■ **The exercise**
Read through the data and report every line in which the word "délégué" occurs.

■ **Record list**
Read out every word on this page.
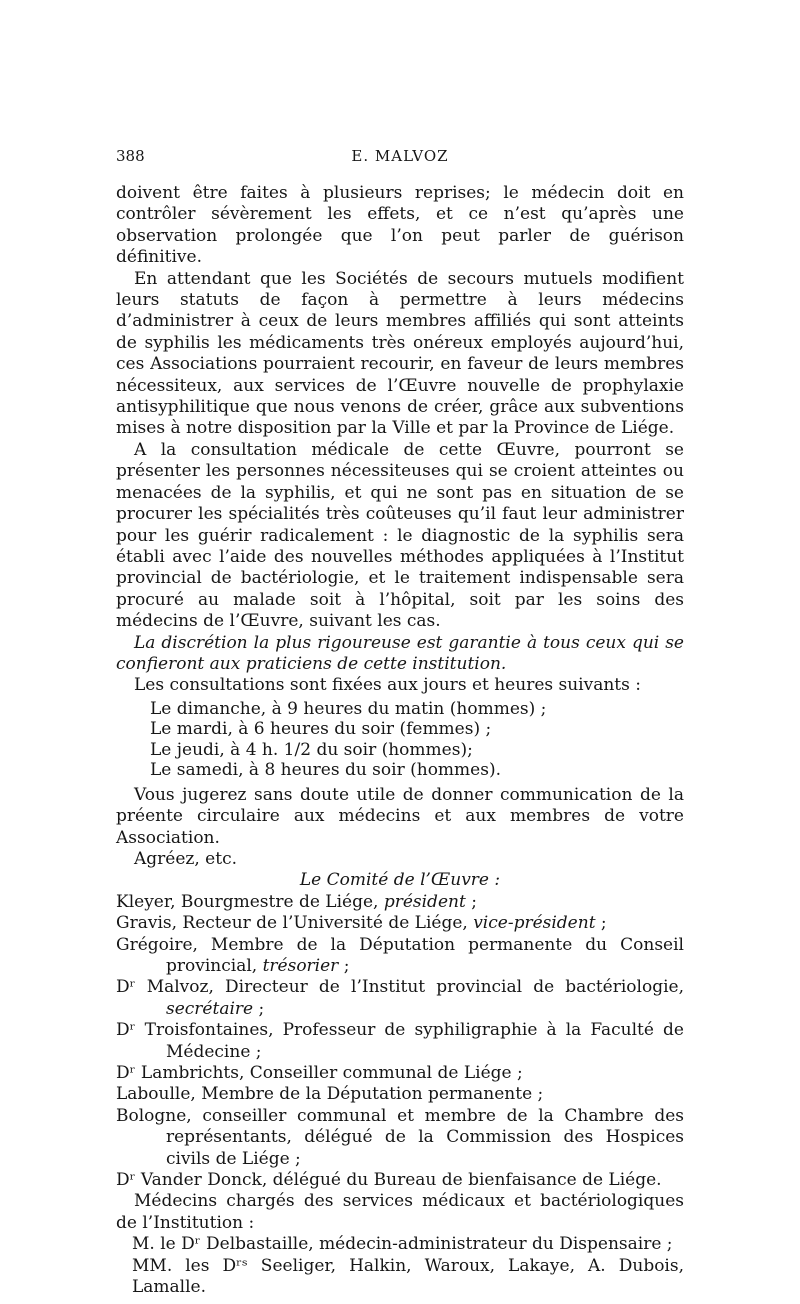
388	E. MALVOZ

doivent être faites à plusieurs reprises; le médecin doit en contrôler sévèrement les effets, et ce n’est qu’après une observation prolongée que l’on peut parler de guérison définitive.

En attendant que les Sociétés de secours mutuels modifient leurs statuts de façon à permettre à leurs médecins d’administrer à ceux de leurs membres affiliés qui sont atteints de syphilis les médicaments très onéreux employés aujourd’hui, ces Associations pourraient recourir, en faveur de leurs membres nécessiteux, aux services de l’Œuvre nouvelle de prophylaxie antisyphilitique que nous venons de créer, grâce aux subventions mises à notre disposition par la Ville et par la Province de Liége.

A la consultation médicale de cette Œuvre, pourront se présenter les personnes nécessiteuses qui se croient atteintes ou menacées de la syphilis, et qui ne sont pas en situation de se procurer les spécialités très coûteuses qu’il faut leur administrer pour les guérir radicalement : le diagnostic de la syphilis sera établi avec l’aide des nouvelles méthodes appliquées à l’Institut provincial de bactériologie, et le traitement indispensable sera procuré au malade soit à l’hôpital, soit par les soins des médecins de l’Œuvre, suivant les cas.

La discrétion la plus rigoureuse est garantie à tous ceux qui se confieront aux praticiens de cette institution.

Les consultations sont fixées aux jours et heures suivants :

Le dimanche, à 9 heures du matin (hommes) ;
Le mardi, à 6 heures du soir (femmes) ;
Le jeudi, à 4 h. 1/2 du soir (hommes);
Le samedi, à 8 heures du soir (hommes).

Vous jugerez sans doute utile de donner communication de la préente circulaire aux médecins et aux membres de votre Association.

Agréez, etc.

Le Comité de l’Œuvre :

Kleyer, Bourgmestre de Liége, président ;

Gravis, Recteur de l’Université de Liége, vice-président ;

Grégoire, Membre de la Députation permanente du Conseil provincial, trésorier ;

Dʳ Malvoz, Directeur de l’Institut provincial de bactériologie, secrétaire ;

Dʳ Troisfontaines, Professeur de syphiligraphie à la Faculté de Médecine ;

Dʳ Lambrichts, Conseiller communal de Liége ;

Laboulle, Membre de la Députation permanente ;

Bologne, conseiller communal et membre de la Chambre des représentants, délégué de la Commission des Hospices civils de Liége ;

Dʳ Vander Donck, délégué du Bureau de bienfaisance de Liége.

Médecins chargés des services médicaux et bactériologiques de l’Institution :

M. le Dʳ Delbastaille, médecin-administrateur du Dispensaire ;

MM. les Dʳˢ Seeliger, Halkin, Waroux, Lakaye, A. Dubois, Lamalle.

■ **The completed task**
Bologne, conseiller communal et membre de la Chambre des représentants, délégué de la Commission des Hospices civils de Liége ;
Dʳ Vander Donck, délégué du Bureau de bienfaisance de Liége.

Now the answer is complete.